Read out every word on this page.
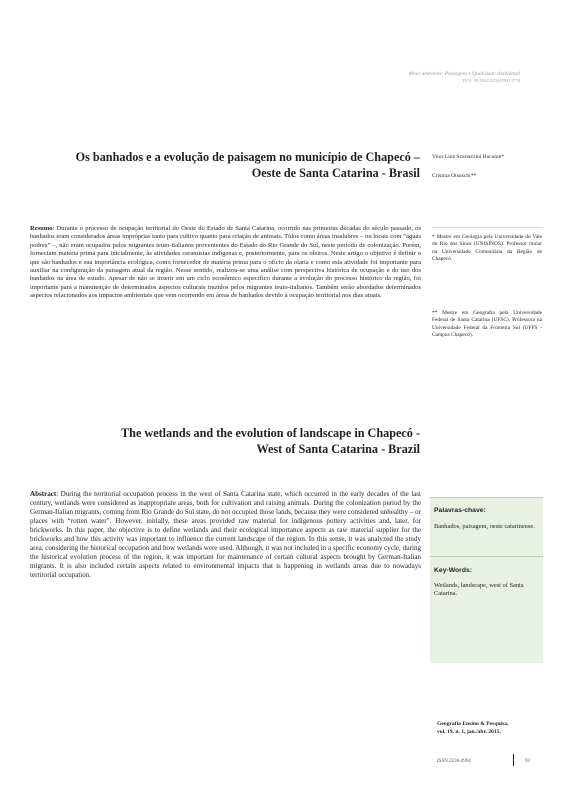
Meio ambiente, Paisagem e Qualidade Ambiental
DOI: 10.5902/2236499413774
Os banhados e a evolução de paisagem no município de Chapecó –
Oeste de Santa Catarina - Brasil
Vitor Luiz Scartazzini Bocalon*
Cristina Otsuschi**
Resumo: Durante o processo de ocupação territorial do Oeste do Estado de Santa Catarina, ocorrido nas primeiras décadas do século passado, os banhados eram considerados áreas impróprias tanto para cultivo quanto para criação de animais. Tidos como áreas insalubres – ou locais com “águas podres” –, não eram ocupados pelos migrantes teuto-italianos provenientes do Estado do Rio Grande do Sul, neste período de colonização. Porém, forneciam matéria prima para inicialmente, às atividades ceramistas indígenas e, posteriormente, para os oleiros. Neste artigo o objetivo é definir o que são banhados e sua importância ecológica, como fornecedor de matéria prima para o ofício da olaria e como esta atividade foi importante para auxiliar na configuração da paisagem atual da região. Nesse sentido, realizou-se uma análise com perspectiva histórica de ocupação e do uso dos banhados na área de estudo. Apesar de não se inserir em um ciclo econômico específico durante a evolução do processo histórico da região, foi importante para a manutenção de determinados aspectos culturais trazidos pelos migrantes teuto-italianos. Também serão abordados determinados aspectos relacionados aos impactos ambientais que vem ocorrendo em áreas de banhados devido à ocupação territorial nos dias atuais.
* Mestre em Geologia pela Universidade do Vale do Rio dos Sinos (UNISINOS). Professor titular na Universidade Comunitária da Região de Chapecó.
** Mestre em Geografia pela Universidade Federal de Santa Catarina (UFSC). Professora na Universidade Federal da Fronteira Sul (UFFS - Campus Chapecó).
The wetlands and the evolution of landscape in Chapecó -
West of Santa Catarina - Brazil
Abstract: During the territorial occupation process in the west of Santa Catarina state, which occurred in the early decades of the last century, wetlands were considered as inappropriate areas, both for cultivation and raising animals. During the colonization period by the German-Italian migrants, coming from Rio Grande do Sul state, do not occupied those lands, because they were considered unhealthy – or places with “rotten water”. However, initially, these areas provided raw material for indigenous pottery activities and, later, for brickworks. In this paper, the objective is to define wetlands and their ecological importance aspects as raw material supplier for the brickworks and how this activity was important to influence the current landscape of the region. In this sense, it was analyzed the study area, considering the historical occupation and how wetlands were used. Although, it was not included in a specific economy cycle, during the historical evolution process of the region, it was important for maintenance of certain cultural aspects brought by German-Italian migrants. It is also included certain aspects related to environmental impacts that is happening in wetlands areas due to nowadays territorial occupation.
Palavras-chave:
Banhados, paisagem, oeste catarinense.
Key-Words:
Wetlands, landscape, west of Santa Catarina.
Geografia Ensino & Pesquisa,
vol. 19, n. 1, jan./abr. 2015.
ISSN 2236-4994	93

◇ ◇ ◇ ◇ ◇ ◇ ◇

▶ [Task objective] Return the whole listing, word for word, and leave out every picture.

▶ [Exercise result]
Read out every word on this page.
Meio ambiente, Paisagem e Qualidade Ambiental
DOI: 10.5902/2236499413774
Os banhados e a evolução de paisagem no município de Chapecó –
Oeste de Santa Catarina - Brasil
Vitor Luiz Scartazzini Bocalon*
Cristina Otsuschi**
Resumo: Durante o processo de ocupação territorial do Oeste do Estado de Santa Catarina, ocorrido nas primeiras décadas do século passado, os banhados eram considerados áreas impróprias tanto para cultivo quanto para criação de animais. Tidos como áreas insalubres – ou locais com “águas podres” –, não eram ocupados pelos migrantes teuto-italianos provenientes do Estado do Rio Grande do Sul, neste período de colonização. Porém, forneciam matéria prima para inicialmente, às atividades ceramistas indígenas e, posteriormente, para os oleiros. Neste artigo o objetivo é definir o que são banhados e sua importância ecológica, como fornecedor de matéria prima para o ofício da olaria e como esta atividade foi importante para auxiliar na configuração da paisagem atual da região. Nesse sentido, realizou-se uma análise com perspectiva histórica de ocupação e do uso dos banhados na área de estudo. Apesar de não se inserir em um ciclo econômico específico durante a evolução do processo histórico da região, foi importante para a manutenção de determinados aspectos culturais trazidos pelos migrantes teuto-italianos. Também serão abordados determinados aspectos relacionados aos impactos ambientais que vem ocorrendo em áreas de banhados devido à ocupação territorial nos dias atuais.
* Mestre em Geologia pela Universidade do Vale do Rio dos Sinos (UNISINOS). Professor titular na Universidade Comunitária da Região de Chapecó.
** Mestre em Geografia pela Universidade Federal de Santa Catarina (UFSC). Professora na Universidade Federal da Fronteira Sul (UFFS - Campus Chapecó).
The wetlands and the evolution of landscape in Chapecó -
West of Santa Catarina - Brazil
Abstract: During the territorial occupation process in the west of Santa Catarina state, which occurred in the early decades of the last century, wetlands were considered as inappropriate areas, both for cultivation and raising animals. During the colonization period by the German-Italian migrants, coming from Rio Grande do Sul state, do not occupied those lands, because they were considered unhealthy – or places with “rotten water”. However, initially, these areas provided raw material for indigenous pottery activities and, later, for brickworks. In this paper, the objective is to define wetlands and their ecological importance aspects as raw material supplier for the brickworks and how this activity was important to influence the current landscape of the region. In this sense, it was analyzed the study area, considering the historical occupation and how wetlands were used. Although, it was not included in a specific economy cycle, during the historical evolution process of the region, it was important for maintenance of certain cultural aspects brought by German-Italian migrants. It is also included certain aspects related to environmental impacts that is happening in wetlands areas due to nowadays territorial occupation.
Palavras-chave:
Banhados, paisagem, oeste catarinense.
Key-Words:
Wetlands, landscape, west of Santa Catarina.
Geografia Ensino & Pesquisa,
vol. 19, n. 1, jan./abr. 2015.
ISSN 2236-4994	93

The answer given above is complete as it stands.